§ **WHAT TO DO**:
Reproduce the listing exactly and skip over any pictures.

───── DATASET EXCERPTS

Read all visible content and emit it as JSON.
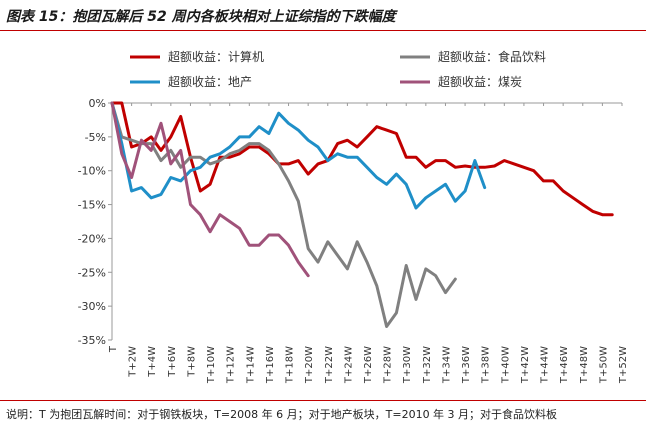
{
  "header": {
    "title": "图表 15：抱团瓦解后 52 周内各板块相对上证综指的下跌幅度"
  },
  "footer": {
    "note": "说明：T 为抱团瓦解时间：对于钢铁板块，T=2008 年 6 月；对于地产板块，T=2010 年 3 月；对于食品饮料板"
  },
  "chart_data": {
    "type": "line",
    "title": "抱团瓦解后 52 周内各板块相对上证综指的下跌幅度",
    "xlabel": "",
    "ylabel": "",
    "ylim": [
      -35,
      0
    ],
    "yticks": [
      0,
      -5,
      -10,
      -15,
      -20,
      -25,
      -30,
      -35
    ],
    "ytick_labels": [
      "0%",
      "-5%",
      "-10%",
      "-15%",
      "-20%",
      "-25%",
      "-30%",
      "-35%"
    ],
    "x_labels": [
      "T",
      "T+2W",
      "T+4W",
      "T+6W",
      "T+8W",
      "T+10W",
      "T+12W",
      "T+14W",
      "T+16W",
      "T+18W",
      "T+20W",
      "T+22W",
      "T+24W",
      "T+26W",
      "T+28W",
      "T+30W",
      "T+32W",
      "T+34W",
      "T+36W",
      "T+38W",
      "T+40W",
      "T+42W",
      "T+44W",
      "T+46W",
      "T+48W",
      "T+50W",
      "T+52W"
    ],
    "x_range": [
      0,
      52
    ],
    "grid": false,
    "legend_position": "top",
    "series": [
      {
        "name": "超额收益：计算机",
        "color": "#c00000",
        "x": [
          0,
          1,
          2,
          3,
          4,
          5,
          6,
          7,
          8,
          9,
          10,
          11,
          12,
          13,
          14,
          15,
          16,
          17,
          18,
          19,
          20,
          21,
          22,
          23,
          24,
          25,
          26,
          27,
          28,
          29,
          30,
          31,
          32,
          33,
          34,
          35,
          36,
          37,
          38,
          39,
          40,
          41,
          42,
          43,
          44,
          45,
          46,
          47,
          48,
          49,
          50,
          51
        ],
        "values": [
          0.0,
          0.0,
          -6.5,
          -6.0,
          -5.0,
          -7.0,
          -5.0,
          -2.0,
          -8.0,
          -13.0,
          -12.0,
          -8.0,
          -8.0,
          -7.5,
          -6.5,
          -6.5,
          -7.5,
          -9.0,
          -9.0,
          -8.5,
          -10.5,
          -9.0,
          -8.5,
          -6.0,
          -5.5,
          -6.5,
          -5.0,
          -3.5,
          -4.0,
          -4.5,
          -8.0,
          -8.0,
          -9.5,
          -8.5,
          -8.5,
          -9.5,
          -9.3,
          -9.5,
          -9.5,
          -9.3,
          -8.5,
          -9.0,
          -9.5,
          -10.0,
          -11.5,
          -11.5,
          -13.0,
          -14.0,
          -15.0,
          -16.0,
          -16.5,
          -16.5
        ]
      },
      {
        "name": "超额收益：食品饮料",
        "color": "#808080",
        "x": [
          0,
          1,
          2,
          3,
          4,
          5,
          6,
          7,
          8,
          9,
          10,
          11,
          12,
          13,
          14,
          15,
          16,
          17,
          18,
          19,
          20,
          21,
          22,
          23,
          24,
          25,
          26,
          27,
          28,
          29,
          30,
          31,
          32,
          33,
          34,
          35
        ],
        "values": [
          0.0,
          -5.0,
          -5.5,
          -6.0,
          -6.0,
          -8.5,
          -7.0,
          -9.5,
          -8.0,
          -8.0,
          -9.0,
          -8.5,
          -7.5,
          -7.0,
          -6.0,
          -6.0,
          -7.0,
          -9.0,
          -11.5,
          -14.5,
          -21.5,
          -23.5,
          -20.5,
          -22.5,
          -24.5,
          -20.5,
          -23.5,
          -27.0,
          -33.0,
          -31.0,
          -24.0,
          -29.0,
          -24.5,
          -25.5,
          -28.0,
          -26.0
        ]
      },
      {
        "name": "超额收益：地产",
        "color": "#1f8fc8",
        "x": [
          0,
          1,
          2,
          3,
          4,
          5,
          6,
          7,
          8,
          9,
          10,
          11,
          12,
          13,
          14,
          15,
          16,
          17,
          18,
          19,
          20,
          21,
          22,
          23,
          24,
          25,
          26,
          27,
          28,
          29,
          30,
          31,
          32,
          33,
          34,
          35,
          36,
          37,
          38
        ],
        "values": [
          0.0,
          -6.0,
          -13.0,
          -12.5,
          -14.0,
          -13.5,
          -11.0,
          -11.5,
          -10.0,
          -9.5,
          -8.0,
          -7.5,
          -6.5,
          -5.0,
          -5.0,
          -3.5,
          -4.5,
          -1.5,
          -3.0,
          -4.0,
          -5.5,
          -6.5,
          -8.5,
          -7.5,
          -8.0,
          -8.0,
          -9.5,
          -11.0,
          -12.0,
          -10.5,
          -12.0,
          -15.5,
          -14.0,
          -13.0,
          -12.0,
          -14.5,
          -13.0,
          -8.5,
          -12.5
        ]
      },
      {
        "name": "超额收益：煤炭",
        "color": "#a0527a",
        "x": [
          0,
          1,
          2,
          3,
          4,
          5,
          6,
          7,
          8,
          9,
          10,
          11,
          12,
          13,
          14,
          15,
          16,
          17,
          18,
          19,
          20
        ],
        "values": [
          0.0,
          -7.5,
          -11.0,
          -5.5,
          -7.0,
          -3.0,
          -9.0,
          -7.0,
          -15.0,
          -16.5,
          -19.0,
          -16.5,
          -17.5,
          -18.5,
          -21.0,
          -21.0,
          -19.5,
          -19.5,
          -21.0,
          -23.5,
          -25.5
        ]
      }
    ]
  }
}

──────────

§ **THE SOLUTION**:
Read all visible content and emit it as JSON.
{
  "header": {
    "title": "图表 15：抱团瓦解后 52 周内各板块相对上证综指的下跌幅度"
  },
  "footer": {
    "note": "说明：T 为抱团瓦解时间：对于钢铁板块，T=2008 年 6 月；对于地产板块，T=2010 年 3 月；对于食品饮料板"
  },
  "chart_data": {
    "type": "line",
    "title": "抱团瓦解后 52 周内各板块相对上证综指的下跌幅度",
    "xlabel": "",
    "ylabel": "",
    "ylim": [
      -35,
      0
    ],
    "yticks": [
      0,
      -5,
      -10,
      -15,
      -20,
      -25,
      -30,
      -35
    ],
    "ytick_labels": [
      "0%",
      "-5%",
      "-10%",
      "-15%",
      "-20%",
      "-25%",
      "-30%",
      "-35%"
    ],
    "x_labels": [
      "T",
      "T+2W",
      "T+4W",
      "T+6W",
      "T+8W",
      "T+10W",
      "T+12W",
      "T+14W",
      "T+16W",
      "T+18W",
      "T+20W",
      "T+22W",
      "T+24W",
      "T+26W",
      "T+28W",
      "T+30W",
      "T+32W",
      "T+34W",
      "T+36W",
      "T+38W",
      "T+40W",
      "T+42W",
      "T+44W",
      "T+46W",
      "T+48W",
      "T+50W",
      "T+52W"
    ],
    "x_range": [
      0,
      52
    ],
    "grid": false,
    "legend_position": "top",
    "series": [
      {
        "name": "超额收益：计算机",
        "color": "#c00000",
        "x": [
          0,
          1,
          2,
          3,
          4,
          5,
          6,
          7,
          8,
          9,
          10,
          11,
          12,
          13,
          14,
          15,
          16,
          17,
          18,
          19,
          20,
          21,
          22,
          23,
          24,
          25,
          26,
          27,
          28,
          29,
          30,
          31,
          32,
          33,
          34,
          35,
          36,
          37,
          38,
          39,
          40,
          41,
          42,
          43,
          44,
          45,
          46,
          47,
          48,
          49,
          50,
          51
        ],
        "values": [
          0.0,
          0.0,
          -6.5,
          -6.0,
          -5.0,
          -7.0,
          -5.0,
          -2.0,
          -8.0,
          -13.0,
          -12.0,
          -8.0,
          -8.0,
          -7.5,
          -6.5,
          -6.5,
          -7.5,
          -9.0,
          -9.0,
          -8.5,
          -10.5,
          -9.0,
          -8.5,
          -6.0,
          -5.5,
          -6.5,
          -5.0,
          -3.5,
          -4.0,
          -4.5,
          -8.0,
          -8.0,
          -9.5,
          -8.5,
          -8.5,
          -9.5,
          -9.3,
          -9.5,
          -9.5,
          -9.3,
          -8.5,
          -9.0,
          -9.5,
          -10.0,
          -11.5,
          -11.5,
          -13.0,
          -14.0,
          -15.0,
          -16.0,
          -16.5,
          -16.5
        ]
      },
      {
        "name": "超额收益：食品饮料",
        "color": "#808080",
        "x": [
          0,
          1,
          2,
          3,
          4,
          5,
          6,
          7,
          8,
          9,
          10,
          11,
          12,
          13,
          14,
          15,
          16,
          17,
          18,
          19,
          20,
          21,
          22,
          23,
          24,
          25,
          26,
          27,
          28,
          29,
          30,
          31,
          32,
          33,
          34,
          35
        ],
        "values": [
          0.0,
          -5.0,
          -5.5,
          -6.0,
          -6.0,
          -8.5,
          -7.0,
          -9.5,
          -8.0,
          -8.0,
          -9.0,
          -8.5,
          -7.5,
          -7.0,
          -6.0,
          -6.0,
          -7.0,
          -9.0,
          -11.5,
          -14.5,
          -21.5,
          -23.5,
          -20.5,
          -22.5,
          -24.5,
          -20.5,
          -23.5,
          -27.0,
          -33.0,
          -31.0,
          -24.0,
          -29.0,
          -24.5,
          -25.5,
          -28.0,
          -26.0
        ]
      },
      {
        "name": "超额收益：地产",
        "color": "#1f8fc8",
        "x": [
          0,
          1,
          2,
          3,
          4,
          5,
          6,
          7,
          8,
          9,
          10,
          11,
          12,
          13,
          14,
          15,
          16,
          17,
          18,
          19,
          20,
          21,
          22,
          23,
          24,
          25,
          26,
          27,
          28,
          29,
          30,
          31,
          32,
          33,
          34,
          35,
          36,
          37,
          38
        ],
        "values": [
          0.0,
          -6.0,
          -13.0,
          -12.5,
          -14.0,
          -13.5,
          -11.0,
          -11.5,
          -10.0,
          -9.5,
          -8.0,
          -7.5,
          -6.5,
          -5.0,
          -5.0,
          -3.5,
          -4.5,
          -1.5,
          -3.0,
          -4.0,
          -5.5,
          -6.5,
          -8.5,
          -7.5,
          -8.0,
          -8.0,
          -9.5,
          -11.0,
          -12.0,
          -10.5,
          -12.0,
          -15.5,
          -14.0,
          -13.0,
          -12.0,
          -14.5,
          -13.0,
          -8.5,
          -12.5
        ]
      },
      {
        "name": "超额收益：煤炭",
        "color": "#a0527a",
        "x": [
          0,
          1,
          2,
          3,
          4,
          5,
          6,
          7,
          8,
          9,
          10,
          11,
          12,
          13,
          14,
          15,
          16,
          17,
          18,
          19,
          20
        ],
        "values": [
          0.0,
          -7.5,
          -11.0,
          -5.5,
          -7.0,
          -3.0,
          -9.0,
          -7.0,
          -15.0,
          -16.5,
          -19.0,
          -16.5,
          -17.5,
          -18.5,
          -21.0,
          -21.0,
          -19.5,
          -19.5,
          -21.0,
          -23.5,
          -25.5
        ]
      }
    ]
  }
}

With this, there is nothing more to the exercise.